The entries below are to be transcribed in full, without their images.

★ ★ ★ ★ ★

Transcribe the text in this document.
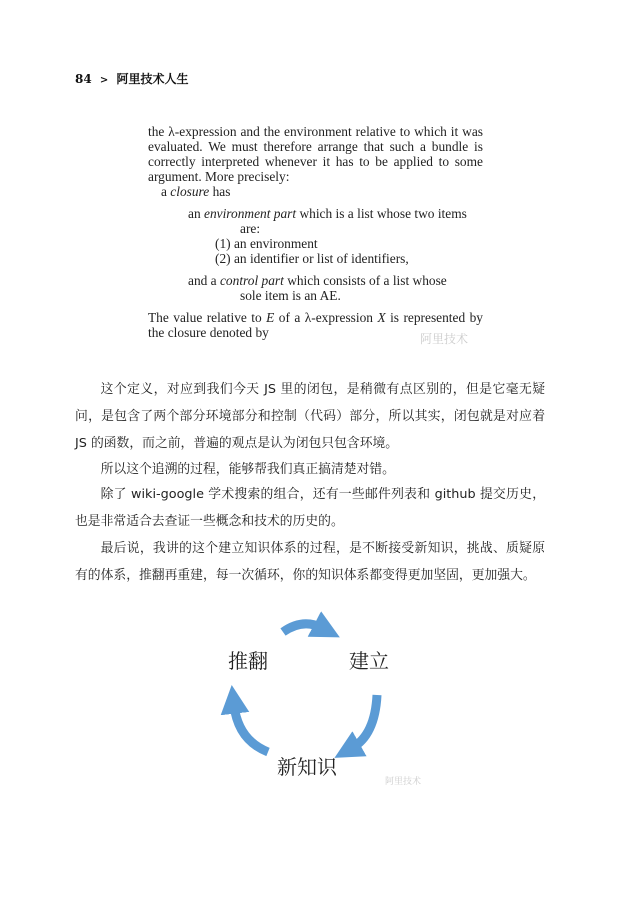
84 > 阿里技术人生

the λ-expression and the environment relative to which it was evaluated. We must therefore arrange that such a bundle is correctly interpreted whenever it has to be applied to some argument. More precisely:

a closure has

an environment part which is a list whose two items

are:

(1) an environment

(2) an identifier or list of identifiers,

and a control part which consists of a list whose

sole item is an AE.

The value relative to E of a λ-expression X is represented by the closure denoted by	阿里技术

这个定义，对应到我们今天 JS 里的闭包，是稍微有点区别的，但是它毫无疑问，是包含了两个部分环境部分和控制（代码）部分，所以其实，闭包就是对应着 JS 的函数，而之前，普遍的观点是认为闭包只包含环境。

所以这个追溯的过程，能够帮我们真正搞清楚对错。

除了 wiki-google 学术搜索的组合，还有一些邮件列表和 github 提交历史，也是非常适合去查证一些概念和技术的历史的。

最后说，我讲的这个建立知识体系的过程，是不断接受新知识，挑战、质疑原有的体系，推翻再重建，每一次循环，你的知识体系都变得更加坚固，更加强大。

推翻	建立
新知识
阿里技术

★ ★ ★ ★ ★

THE COMPLETED TASK –
Transcribe the text in this document.
84 > 阿里技术人生

the λ-expression and the environment relative to which it was evaluated. We must therefore arrange that such a bundle is correctly interpreted whenever it has to be applied to some argument. More precisely:

a closure has

an environment part which is a list whose two items

are:

(1) an environment

(2) an identifier or list of identifiers,

and a control part which consists of a list whose

sole item is an AE.

The value relative to E of a λ-expression X is represented by the closure denoted by	阿里技术

这个定义，对应到我们今天 JS 里的闭包，是稍微有点区别的，但是它毫无疑问，是包含了两个部分环境部分和控制（代码）部分，所以其实，闭包就是对应着 JS 的函数，而之前，普遍的观点是认为闭包只包含环境。

所以这个追溯的过程，能够帮我们真正搞清楚对错。

除了 wiki-google 学术搜索的组合，还有一些邮件列表和 github 提交历史，也是非常适合去查证一些概念和技术的历史的。

最后说，我讲的这个建立知识体系的过程，是不断接受新知识，挑战、质疑原有的体系，推翻再重建，每一次循环，你的知识体系都变得更加坚固，更加强大。

推翻	建立
新知识
阿里技术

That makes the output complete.